What is asked |
Transcribe every line of the listing below without any deviation.

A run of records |

══════════

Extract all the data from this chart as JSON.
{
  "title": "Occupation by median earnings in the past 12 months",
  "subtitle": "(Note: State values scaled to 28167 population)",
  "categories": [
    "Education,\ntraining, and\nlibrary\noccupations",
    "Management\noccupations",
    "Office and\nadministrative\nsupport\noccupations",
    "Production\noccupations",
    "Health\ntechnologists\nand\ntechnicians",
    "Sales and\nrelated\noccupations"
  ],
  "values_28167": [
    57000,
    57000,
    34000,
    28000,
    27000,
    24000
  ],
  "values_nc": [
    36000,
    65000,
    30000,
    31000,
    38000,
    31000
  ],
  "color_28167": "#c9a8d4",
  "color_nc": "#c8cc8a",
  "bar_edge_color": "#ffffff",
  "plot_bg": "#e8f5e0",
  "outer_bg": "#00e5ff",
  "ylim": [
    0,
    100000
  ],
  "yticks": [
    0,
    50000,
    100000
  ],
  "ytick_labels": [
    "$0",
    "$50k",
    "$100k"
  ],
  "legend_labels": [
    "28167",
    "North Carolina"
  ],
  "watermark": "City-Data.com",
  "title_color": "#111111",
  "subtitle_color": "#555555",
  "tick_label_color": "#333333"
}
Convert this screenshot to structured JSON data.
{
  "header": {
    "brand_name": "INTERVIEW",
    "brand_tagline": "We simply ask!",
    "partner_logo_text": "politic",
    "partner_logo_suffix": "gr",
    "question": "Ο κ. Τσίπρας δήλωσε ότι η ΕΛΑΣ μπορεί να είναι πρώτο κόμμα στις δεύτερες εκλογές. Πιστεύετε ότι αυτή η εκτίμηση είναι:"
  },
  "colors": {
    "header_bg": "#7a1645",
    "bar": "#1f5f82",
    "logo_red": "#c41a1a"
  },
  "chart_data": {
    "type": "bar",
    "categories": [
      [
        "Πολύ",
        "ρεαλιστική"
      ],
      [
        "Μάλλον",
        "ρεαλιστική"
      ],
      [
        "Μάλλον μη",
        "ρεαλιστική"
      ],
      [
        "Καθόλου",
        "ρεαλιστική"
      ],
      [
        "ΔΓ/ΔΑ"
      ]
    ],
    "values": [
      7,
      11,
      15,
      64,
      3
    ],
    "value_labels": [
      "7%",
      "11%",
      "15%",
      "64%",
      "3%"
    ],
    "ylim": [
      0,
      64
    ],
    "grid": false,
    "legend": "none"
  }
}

══════════

Solution to this problem |
Extract all the data from this chart as JSON.
{
  "title": "Occupation by median earnings in the past 12 months",
  "subtitle": "(Note: State values scaled to 28167 population)",
  "categories": [
    "Education,\ntraining, and\nlibrary\noccupations",
    "Management\noccupations",
    "Office and\nadministrative\nsupport\noccupations",
    "Production\noccupations",
    "Health\ntechnologists\nand\ntechnicians",
    "Sales and\nrelated\noccupations"
  ],
  "values_28167": [
    57000,
    57000,
    34000,
    28000,
    27000,
    24000
  ],
  "values_nc": [
    36000,
    65000,
    30000,
    31000,
    38000,
    31000
  ],
  "color_28167": "#c9a8d4",
  "color_nc": "#c8cc8a",
  "bar_edge_color": "#ffffff",
  "plot_bg": "#e8f5e0",
  "outer_bg": "#00e5ff",
  "ylim": [
    0,
    100000
  ],
  "yticks": [
    0,
    50000,
    100000
  ],
  "ytick_labels": [
    "$0",
    "$50k",
    "$100k"
  ],
  "legend_labels": [
    "28167",
    "North Carolina"
  ],
  "watermark": "City-Data.com",
  "title_color": "#111111",
  "subtitle_color": "#555555",
  "tick_label_color": "#333333"
}
Convert this screenshot to structured JSON data.
{
  "header": {
    "brand_name": "INTERVIEW",
    "brand_tagline": "We simply ask!",
    "partner_logo_text": "politic",
    "partner_logo_suffix": "gr",
    "question": "Ο κ. Τσίπρας δήλωσε ότι η ΕΛΑΣ μπορεί να είναι πρώτο κόμμα στις δεύτερες εκλογές. Πιστεύετε ότι αυτή η εκτίμηση είναι:"
  },
  "colors": {
    "header_bg": "#7a1645",
    "bar": "#1f5f82",
    "logo_red": "#c41a1a"
  },
  "chart_data": {
    "type": "bar",
    "categories": [
      [
        "Πολύ",
        "ρεαλιστική"
      ],
      [
        "Μάλλον",
        "ρεαλιστική"
      ],
      [
        "Μάλλον μη",
        "ρεαλιστική"
      ],
      [
        "Καθόλου",
        "ρεαλιστική"
      ],
      [
        "ΔΓ/ΔΑ"
      ]
    ],
    "values": [
      7,
      11,
      15,
      64,
      3
    ],
    "value_labels": [
      "7%",
      "11%",
      "15%",
      "64%",
      "3%"
    ],
    "ylim": [
      0,
      64
    ],
    "grid": false,
    "legend": "none"
  }
}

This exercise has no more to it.